Ein Exportschlager mit Variationen

“Jugend musiziert“ an Deutschen Schulen im Ausland

Im Dezember war in der Süddeutschen Zeitung über das Experiment einer Sprachwissenschaftlerin zu lesen, die Übersetzer mehrerer europäischer Nationalitäten gebeten hatte, das bekannte Weihnachtslied „Stille Nacht, heilige Nacht“ aus ihrer jeweiligen Landessprache ins Deutsche zu übersetzen. Heraus kamen „Stille Nächte“, „Ruhige Tage“ oder „Heilige Zeiten“ – kleinster gemeinsamer Nenner blieb die Melodie. Auf diesem Prinzip der gemeinsamen Melodie bei gleichzeitiger Variation durch regionale Gegebenheiten fußt auch der erfolgreichste und älteste Musikwettbewerb für Schülerinnen und Schüler in Deutschland, “Jugend musiziert“.

Denn das Modell des dreistufigen Wettbewerbs, in dem man um Punkte spielt und nicht gegeneinander ist auch ein erfolgreiches Exportmodell für andere Länder geworden: mit einem ersten eigenen Wettbewerb, 1981 in Madrid, wurde “Jugend musiziert“ auf die deutschen Schulen im Ausland ausgedehnt. Bereits im Jahr 1978 hatten die auswärtigen Beziehungen der Bundesrepublik im Bereich der Kulturarbeit eine Umdeutung erfahren: an die Stelle von einseitigem Kulturexport sollte partnerschaftliches Geben und Nehmen stehen. Der Musik wurde dabei die Rolle zuteil, als nonverbales Medium den Zugang zur deutschen Kultur herzustellen und dadurch womöglich den Zugang zur deutschen Sprache zu ebnen. 1979 beschloss die Kultusministerkonferenz, die pädagogische und kulturpolitische Wirksamkeit der Auslandsschulen weiter zu erhöhen. Den Auslandsschulen kam damit besonders in den kulturellen Fächern eine Sonderstellung zu.

Im Jahr 2005 betreute die Zentralstelle für das Auslandsschulwesen im Bundesverwaltungsamt weltweit 117 Deutsche Schulen. Die Schülerschaft der häufig als Begegnungsschulen arbeitenden Institute setzt sich zusammen aus deutschen Kindern, selbstverständlich können aber auch Kinder anderer Staatsangehörigkeiten eingeschult werden. Faktisch ist damit die Möglichkeit des Kulturaustausches gegeben, denn die Begegnung der Kulturen steht im Vordergrund allen pädagogischen Handelns.

**AUFGABEN:**
(a) Beantworte zum Text über „Jugend musiziert“ an Auslandsschulen:
(i) In welchem Jahr und in welcher Stadt fand der erste eigene Wettbewerb an den deutschen Schulen im Ausland statt?
(ii) Was beschloss die Kultusministerkonferenz 1979?
(iii) Wie viele Deutsche Schulen betreute die Zentralstelle für das Auslandsschulwesen im Jahr 2005 weltweit?
(b) Schreibe den Text über „Jugend musiziert“ an Deutschen Schulen im Ausland nach seinem letzten Satz weiter.

Einträge zur räumlichen Anordnung
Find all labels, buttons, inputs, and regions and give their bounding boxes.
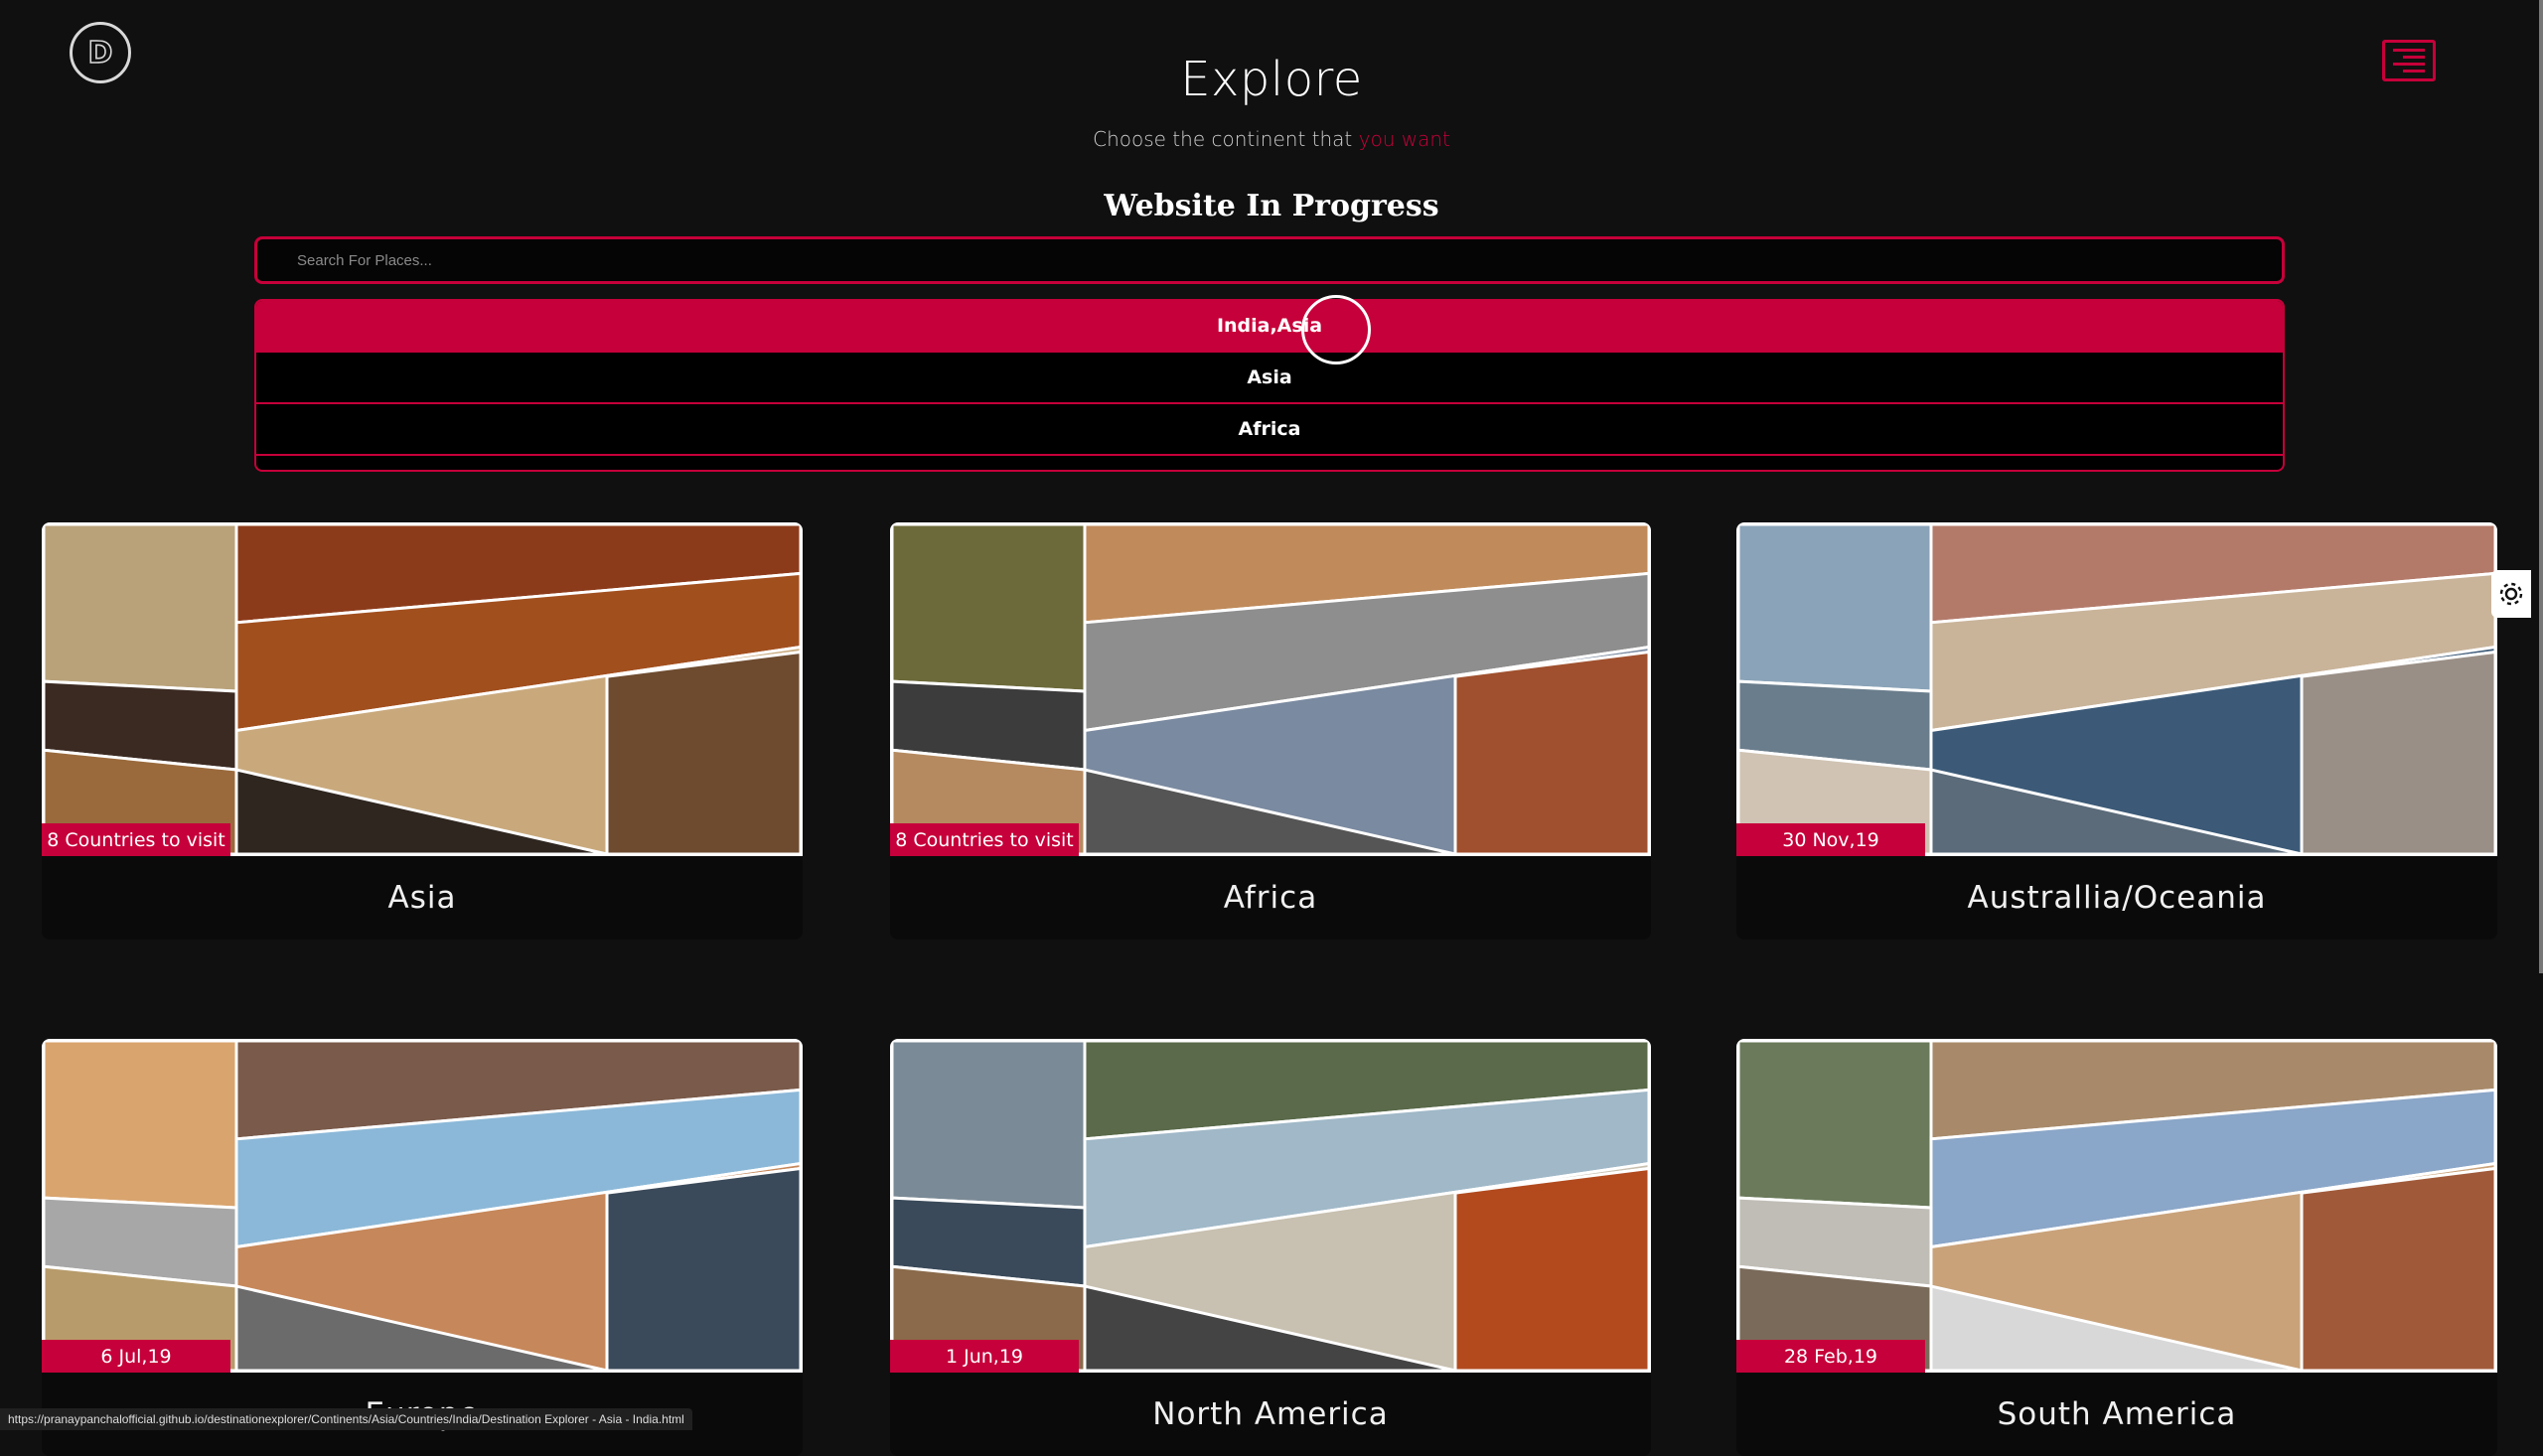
search-results: India,Asia Asia Africa <box>254 299 2285 472</box>
card-badge: 8 Countries to visit <box>890 823 1079 856</box>
card-image <box>1736 522 2497 856</box>
card-badge: 28 Feb,19 <box>1736 1340 1925 1373</box>
result-item[interactable]: Africa <box>256 404 2283 456</box>
card-image <box>42 1039 803 1373</box>
result-item[interactable]: Asia <box>256 353 2283 404</box>
result-item[interactable]: India,Asia <box>256 301 2283 353</box>
subtitle-text: Choose the continent that <box>1093 127 1359 151</box>
card-title: North America <box>1152 1396 1389 1432</box>
card-image <box>42 522 803 856</box>
settings-button[interactable] <box>2491 570 2531 618</box>
card-title: Africa <box>1223 880 1318 916</box>
continent-card[interactable]: 28 Feb,19 South America <box>1736 1039 2497 1456</box>
continent-card[interactable]: 1 Jun,19 North America <box>890 1039 1651 1456</box>
card-badge: 6 Jul,19 <box>42 1340 230 1373</box>
cursor-highlight <box>1301 295 1371 364</box>
card-image <box>1736 1039 2497 1373</box>
continent-card[interactable]: 30 Nov,19 Australlia/Oceania <box>1736 522 2497 940</box>
card-badge: 1 Jun,19 <box>890 1340 1079 1373</box>
status-bar-url: https://pranaypanchalofficial.github.io/… <box>0 1408 692 1430</box>
card-title: Asia <box>387 880 457 916</box>
gear-icon <box>2499 582 2523 606</box>
continent-card[interactable]: 6 Jul,19Europe <box>42 1039 803 1456</box>
scrollbar[interactable] <box>2539 0 2543 973</box>
page-title: Explore <box>1180 52 1363 107</box>
continent-card[interactable]: 8 Countries to visit Asia <box>42 522 803 940</box>
card-image <box>890 1039 1651 1373</box>
card-title: Australlia/Oceania <box>1967 880 2267 916</box>
card-badge: 30 Nov,19 <box>1736 823 1925 856</box>
subtitle-accent: you want <box>1358 127 1450 151</box>
search-input[interactable] <box>257 239 2282 281</box>
card-title: South America <box>1997 1396 2237 1432</box>
continent-card[interactable]: 8 Countries to visit Africa <box>890 522 1651 940</box>
page-subtitle: Choose the continent that you want <box>0 127 2543 151</box>
progress-notice: Website In Progress <box>1104 189 1439 223</box>
card-badge: 8 Countries to visit <box>42 823 230 856</box>
card-image <box>890 522 1651 856</box>
search-box <box>254 236 2285 284</box>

**LÖSUNGEN:**
(a)
(i) 1981 in Madrid.
(ii) Die pädagogische und kulturpolitische Wirksamkeit der Auslandsschulen weiter zu erhöhen.
(iii) 117.

(b)
35 Schulen in 18 Ländern Europas und des nördlichen Afrika sind es inzwischen, die eigene Regionalwettbewerbe “Jugend musiziert“ durchführen. Mitmachen können nicht nur Schüler der Deutschen Schule, sondern auch externe Jugendliche im Schüleralter mit deutscher Staatsangehörigkeit. Kooperiert eine Deutsche Schule mit anderen Schulen vor Ort, so werden auch deren Schülerinnen und Schüler zum Mitmachen eingeladen. Die ersten Preisträger auf Regionalebene reisen anschließend zu drei Zentren in Südwest-, Südost- und Nordeuropa zu den Landeswettbewerben “Jugend musiziert“: Gastgeber für die Schulen Griechenlands, der Türkei, Italiens und Ägyptens ist im kommenden März die Deutsche Schule in Istanbul. Der Landeswettbewerb für die deutschen Schulen in Spanien, Portugal und Frankreich findet in Marbella statt und Schülerinnen und Schüler aus den deutschen Schulen in Ungarn, Irland, Finnland, Großbritannien, Estland, Polen, Russland, Norwegen, Tschechien, Schweden und Rumänien reisen zum Landeswettbewerb an die Deutsche Schule in Helsinki, die ihr 10. Jubiläumsjahr als Ausrichter des Landeswettbewerbs feiert.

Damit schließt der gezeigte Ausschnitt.